** Start of ENTRIES SHOWN **
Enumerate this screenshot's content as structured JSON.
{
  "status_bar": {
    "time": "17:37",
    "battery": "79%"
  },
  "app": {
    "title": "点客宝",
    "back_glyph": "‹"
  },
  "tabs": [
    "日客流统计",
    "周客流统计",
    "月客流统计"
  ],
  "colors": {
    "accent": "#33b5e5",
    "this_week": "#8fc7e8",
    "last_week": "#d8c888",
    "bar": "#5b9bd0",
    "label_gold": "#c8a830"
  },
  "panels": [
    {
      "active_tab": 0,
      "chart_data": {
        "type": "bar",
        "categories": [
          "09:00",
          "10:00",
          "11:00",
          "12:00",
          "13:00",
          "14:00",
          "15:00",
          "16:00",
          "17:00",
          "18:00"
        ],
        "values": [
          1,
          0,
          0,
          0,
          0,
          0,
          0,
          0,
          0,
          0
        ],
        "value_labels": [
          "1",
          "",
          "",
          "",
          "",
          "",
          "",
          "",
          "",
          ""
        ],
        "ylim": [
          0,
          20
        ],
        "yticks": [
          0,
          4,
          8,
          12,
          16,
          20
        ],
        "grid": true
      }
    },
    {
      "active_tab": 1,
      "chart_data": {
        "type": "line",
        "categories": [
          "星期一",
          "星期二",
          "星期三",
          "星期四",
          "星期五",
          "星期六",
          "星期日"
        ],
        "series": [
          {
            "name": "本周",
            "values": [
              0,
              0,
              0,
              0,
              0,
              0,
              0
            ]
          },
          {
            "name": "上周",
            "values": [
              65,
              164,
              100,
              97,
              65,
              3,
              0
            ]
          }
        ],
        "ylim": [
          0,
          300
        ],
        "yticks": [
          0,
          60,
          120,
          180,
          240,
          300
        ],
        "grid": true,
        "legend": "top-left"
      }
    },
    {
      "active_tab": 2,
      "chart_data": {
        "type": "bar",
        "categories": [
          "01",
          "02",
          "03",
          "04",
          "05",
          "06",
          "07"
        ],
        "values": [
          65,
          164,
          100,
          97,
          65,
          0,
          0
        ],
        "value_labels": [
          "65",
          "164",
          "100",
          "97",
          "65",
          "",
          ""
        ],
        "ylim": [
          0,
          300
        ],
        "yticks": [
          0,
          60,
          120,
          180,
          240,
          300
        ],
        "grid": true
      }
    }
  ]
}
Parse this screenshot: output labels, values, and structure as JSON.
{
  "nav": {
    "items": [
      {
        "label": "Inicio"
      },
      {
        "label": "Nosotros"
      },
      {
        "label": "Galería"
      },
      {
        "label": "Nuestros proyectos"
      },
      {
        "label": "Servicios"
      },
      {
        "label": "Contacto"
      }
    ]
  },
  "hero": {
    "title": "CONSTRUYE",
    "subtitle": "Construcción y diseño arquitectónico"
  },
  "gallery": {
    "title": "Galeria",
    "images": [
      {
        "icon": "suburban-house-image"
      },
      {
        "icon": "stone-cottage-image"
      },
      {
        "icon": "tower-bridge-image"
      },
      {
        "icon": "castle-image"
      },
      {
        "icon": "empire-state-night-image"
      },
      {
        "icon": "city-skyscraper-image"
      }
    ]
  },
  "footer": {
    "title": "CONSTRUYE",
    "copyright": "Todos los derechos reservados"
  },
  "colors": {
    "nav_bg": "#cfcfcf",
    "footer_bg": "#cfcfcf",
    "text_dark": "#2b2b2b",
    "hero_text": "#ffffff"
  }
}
** End of ENTRIES SHOWN **
WHAT YOU NEED TO DO:
Above are the records; retype them all without a single difference.

THE OUTPUT:
Enumerate this screenshot's content as structured JSON.
{
  "status_bar": {
    "time": "17:37",
    "battery": "79%"
  },
  "app": {
    "title": "点客宝",
    "back_glyph": "‹"
  },
  "tabs": [
    "日客流统计",
    "周客流统计",
    "月客流统计"
  ],
  "colors": {
    "accent": "#33b5e5",
    "this_week": "#8fc7e8",
    "last_week": "#d8c888",
    "bar": "#5b9bd0",
    "label_gold": "#c8a830"
  },
  "panels": [
    {
      "active_tab": 0,
      "chart_data": {
        "type": "bar",
        "categories": [
          "09:00",
          "10:00",
          "11:00",
          "12:00",
          "13:00",
          "14:00",
          "15:00",
          "16:00",
          "17:00",
          "18:00"
        ],
        "values": [
          1,
          0,
          0,
          0,
          0,
          0,
          0,
          0,
          0,
          0
        ],
        "value_labels": [
          "1",
          "",
          "",
          "",
          "",
          "",
          "",
          "",
          "",
          ""
        ],
        "ylim": [
          0,
          20
        ],
        "yticks": [
          0,
          4,
          8,
          12,
          16,
          20
        ],
        "grid": true
      }
    },
    {
      "active_tab": 1,
      "chart_data": {
        "type": "line",
        "categories": [
          "星期一",
          "星期二",
          "星期三",
          "星期四",
          "星期五",
          "星期六",
          "星期日"
        ],
        "series": [
          {
            "name": "本周",
            "values": [
              0,
              0,
              0,
              0,
              0,
              0,
              0
            ]
          },
          {
            "name": "上周",
            "values": [
              65,
              164,
              100,
              97,
              65,
              3,
              0
            ]
          }
        ],
        "ylim": [
          0,
          300
        ],
        "yticks": [
          0,
          60,
          120,
          180,
          240,
          300
        ],
        "grid": true,
        "legend": "top-left"
      }
    },
    {
      "active_tab": 2,
      "chart_data": {
        "type": "bar",
        "categories": [
          "01",
          "02",
          "03",
          "04",
          "05",
          "06",
          "07"
        ],
        "values": [
          65,
          164,
          100,
          97,
          65,
          0,
          0
        ],
        "value_labels": [
          "65",
          "164",
          "100",
          "97",
          "65",
          "",
          ""
        ],
        "ylim": [
          0,
          300
        ],
        "yticks": [
          0,
          60,
          120,
          180,
          240,
          300
        ],
        "grid": true
      }
    }
  ]
}
Parse this screenshot: output labels, values, and structure as JSON.
{
  "nav": {
    "items": [
      {
        "label": "Inicio"
      },
      {
        "label": "Nosotros"
      },
      {
        "label": "Galería"
      },
      {
        "label": "Nuestros proyectos"
      },
      {
        "label": "Servicios"
      },
      {
        "label": "Contacto"
      }
    ]
  },
  "hero": {
    "title": "CONSTRUYE",
    "subtitle": "Construcción y diseño arquitectónico"
  },
  "gallery": {
    "title": "Galeria",
    "images": [
      {
        "icon": "suburban-house-image"
      },
      {
        "icon": "stone-cottage-image"
      },
      {
        "icon": "tower-bridge-image"
      },
      {
        "icon": "castle-image"
      },
      {
        "icon": "empire-state-night-image"
      },
      {
        "icon": "city-skyscraper-image"
      }
    ]
  },
  "footer": {
    "title": "CONSTRUYE",
    "copyright": "Todos los derechos reservados"
  },
  "colors": {
    "nav_bg": "#cfcfcf",
    "footer_bg": "#cfcfcf",
    "text_dark": "#2b2b2b",
    "hero_text": "#ffffff"
  }
}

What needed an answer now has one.